EXERCISE INSTRUCTIONS. Exactly the lines from the one containing "Read this page and output its text content." through the end of the data below are to be reproduced, and nothing besides them.

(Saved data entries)
________________________

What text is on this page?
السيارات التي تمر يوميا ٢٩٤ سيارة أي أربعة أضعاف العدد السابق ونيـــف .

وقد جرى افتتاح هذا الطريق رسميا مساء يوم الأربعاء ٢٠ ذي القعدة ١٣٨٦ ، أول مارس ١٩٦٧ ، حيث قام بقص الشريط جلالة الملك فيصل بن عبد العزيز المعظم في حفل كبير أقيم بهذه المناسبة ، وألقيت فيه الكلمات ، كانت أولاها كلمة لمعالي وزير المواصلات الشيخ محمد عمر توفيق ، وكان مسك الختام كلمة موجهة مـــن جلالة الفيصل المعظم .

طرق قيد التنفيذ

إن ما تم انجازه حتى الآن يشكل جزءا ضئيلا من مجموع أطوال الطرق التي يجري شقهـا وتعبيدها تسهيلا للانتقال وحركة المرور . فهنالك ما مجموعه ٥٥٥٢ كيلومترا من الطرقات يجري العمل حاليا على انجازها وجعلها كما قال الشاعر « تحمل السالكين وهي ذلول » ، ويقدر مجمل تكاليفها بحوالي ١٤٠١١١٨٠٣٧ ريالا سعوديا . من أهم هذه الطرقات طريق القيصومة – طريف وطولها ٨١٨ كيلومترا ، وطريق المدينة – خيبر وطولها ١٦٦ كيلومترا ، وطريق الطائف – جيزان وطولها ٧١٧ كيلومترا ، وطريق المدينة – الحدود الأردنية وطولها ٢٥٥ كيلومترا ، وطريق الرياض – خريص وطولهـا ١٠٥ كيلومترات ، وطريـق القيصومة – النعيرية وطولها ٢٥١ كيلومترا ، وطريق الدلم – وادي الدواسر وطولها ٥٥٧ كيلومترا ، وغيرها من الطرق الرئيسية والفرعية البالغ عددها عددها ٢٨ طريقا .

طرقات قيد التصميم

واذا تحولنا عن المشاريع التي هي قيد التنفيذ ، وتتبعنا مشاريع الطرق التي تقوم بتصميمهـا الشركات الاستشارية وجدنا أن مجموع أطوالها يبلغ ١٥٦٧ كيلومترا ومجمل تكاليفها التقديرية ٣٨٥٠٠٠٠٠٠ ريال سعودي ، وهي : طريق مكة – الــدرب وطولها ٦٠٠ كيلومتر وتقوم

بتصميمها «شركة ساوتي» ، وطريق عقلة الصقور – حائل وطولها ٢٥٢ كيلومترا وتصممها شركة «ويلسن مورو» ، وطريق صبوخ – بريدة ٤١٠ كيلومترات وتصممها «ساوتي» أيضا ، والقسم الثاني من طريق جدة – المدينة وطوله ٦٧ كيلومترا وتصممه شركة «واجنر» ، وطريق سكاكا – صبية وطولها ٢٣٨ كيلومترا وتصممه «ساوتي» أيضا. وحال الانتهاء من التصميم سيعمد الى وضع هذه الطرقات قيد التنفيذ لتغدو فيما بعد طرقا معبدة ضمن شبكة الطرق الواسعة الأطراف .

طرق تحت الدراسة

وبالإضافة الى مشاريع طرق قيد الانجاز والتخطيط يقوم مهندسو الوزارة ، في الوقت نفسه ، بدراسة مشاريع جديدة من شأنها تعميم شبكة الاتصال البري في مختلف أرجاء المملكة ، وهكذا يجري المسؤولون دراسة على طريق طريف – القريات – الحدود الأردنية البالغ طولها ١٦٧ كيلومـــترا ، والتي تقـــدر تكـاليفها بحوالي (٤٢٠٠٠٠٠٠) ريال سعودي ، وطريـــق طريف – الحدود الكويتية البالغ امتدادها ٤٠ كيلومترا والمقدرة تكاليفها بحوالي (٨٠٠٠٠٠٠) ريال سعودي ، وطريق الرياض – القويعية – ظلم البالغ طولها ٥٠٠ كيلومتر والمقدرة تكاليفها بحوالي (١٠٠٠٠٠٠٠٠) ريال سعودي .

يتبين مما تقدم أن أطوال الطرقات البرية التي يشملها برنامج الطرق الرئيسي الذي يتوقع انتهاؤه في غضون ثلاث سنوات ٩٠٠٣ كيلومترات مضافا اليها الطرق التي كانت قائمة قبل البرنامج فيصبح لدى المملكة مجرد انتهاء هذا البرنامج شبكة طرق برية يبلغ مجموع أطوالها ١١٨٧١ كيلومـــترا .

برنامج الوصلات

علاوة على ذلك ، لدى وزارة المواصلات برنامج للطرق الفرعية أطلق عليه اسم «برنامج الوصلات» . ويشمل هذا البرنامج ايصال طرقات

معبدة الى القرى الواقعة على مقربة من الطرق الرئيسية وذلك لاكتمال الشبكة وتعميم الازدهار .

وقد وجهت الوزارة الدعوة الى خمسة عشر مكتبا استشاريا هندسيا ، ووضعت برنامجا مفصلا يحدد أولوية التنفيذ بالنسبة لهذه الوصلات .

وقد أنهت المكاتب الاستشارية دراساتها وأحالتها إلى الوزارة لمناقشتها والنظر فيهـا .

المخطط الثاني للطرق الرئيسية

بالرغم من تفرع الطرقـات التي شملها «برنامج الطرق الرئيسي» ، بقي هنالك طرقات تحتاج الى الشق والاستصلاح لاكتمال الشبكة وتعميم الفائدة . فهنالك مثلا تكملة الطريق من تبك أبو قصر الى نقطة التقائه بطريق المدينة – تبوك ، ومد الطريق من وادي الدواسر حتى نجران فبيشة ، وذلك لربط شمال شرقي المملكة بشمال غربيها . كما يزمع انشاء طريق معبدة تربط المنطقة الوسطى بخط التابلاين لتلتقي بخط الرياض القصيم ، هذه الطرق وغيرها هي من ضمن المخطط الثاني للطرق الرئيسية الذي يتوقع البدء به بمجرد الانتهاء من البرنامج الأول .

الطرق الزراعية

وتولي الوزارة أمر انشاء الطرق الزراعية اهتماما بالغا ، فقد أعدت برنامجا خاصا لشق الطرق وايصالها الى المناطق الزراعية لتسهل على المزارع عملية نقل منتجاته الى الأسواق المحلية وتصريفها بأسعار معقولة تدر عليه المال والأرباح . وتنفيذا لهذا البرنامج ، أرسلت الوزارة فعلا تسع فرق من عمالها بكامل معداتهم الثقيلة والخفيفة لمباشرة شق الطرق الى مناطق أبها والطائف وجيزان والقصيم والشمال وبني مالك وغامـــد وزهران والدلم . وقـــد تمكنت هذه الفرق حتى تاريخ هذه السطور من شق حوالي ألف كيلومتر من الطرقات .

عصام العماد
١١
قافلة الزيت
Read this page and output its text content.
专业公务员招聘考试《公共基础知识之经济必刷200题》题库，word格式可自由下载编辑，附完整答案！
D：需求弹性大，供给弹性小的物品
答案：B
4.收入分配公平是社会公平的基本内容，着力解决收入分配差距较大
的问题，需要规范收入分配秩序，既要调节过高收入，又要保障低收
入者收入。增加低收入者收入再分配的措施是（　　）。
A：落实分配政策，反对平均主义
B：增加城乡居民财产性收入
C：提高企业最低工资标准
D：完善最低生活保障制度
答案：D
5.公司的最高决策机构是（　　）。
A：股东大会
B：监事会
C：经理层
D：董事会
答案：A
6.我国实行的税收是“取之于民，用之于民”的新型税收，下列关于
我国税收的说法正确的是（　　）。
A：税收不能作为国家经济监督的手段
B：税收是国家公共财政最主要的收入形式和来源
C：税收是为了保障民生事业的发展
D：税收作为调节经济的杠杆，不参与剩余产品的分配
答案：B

________________________

FINAL ANSWER.
Read this page and output its text content.
专业公务员招聘考试《公共基础知识之经济必刷200题》题库，word格式可自由下载编辑，附完整答案！
D：需求弹性大，供给弹性小的物品
答案：B
4.收入分配公平是社会公平的基本内容，着力解决收入分配差距较大
的问题，需要规范收入分配秩序，既要调节过高收入，又要保障低收
入者收入。增加低收入者收入再分配的措施是（　　）。
A：落实分配政策，反对平均主义
B：增加城乡居民财产性收入
C：提高企业最低工资标准
D：完善最低生活保障制度
答案：D
5.公司的最高决策机构是（　　）。
A：股东大会
B：监事会
C：经理层
D：董事会
答案：A
6.我国实行的税收是“取之于民，用之于民”的新型税收，下列关于
我国税收的说法正确的是（　　）。
A：税收不能作为国家经济监督的手段
B：税收是国家公共财政最主要的收入形式和来源
C：税收是为了保障民生事业的发展
D：税收作为调节经济的杠杆，不参与剩余产品的分配
答案：B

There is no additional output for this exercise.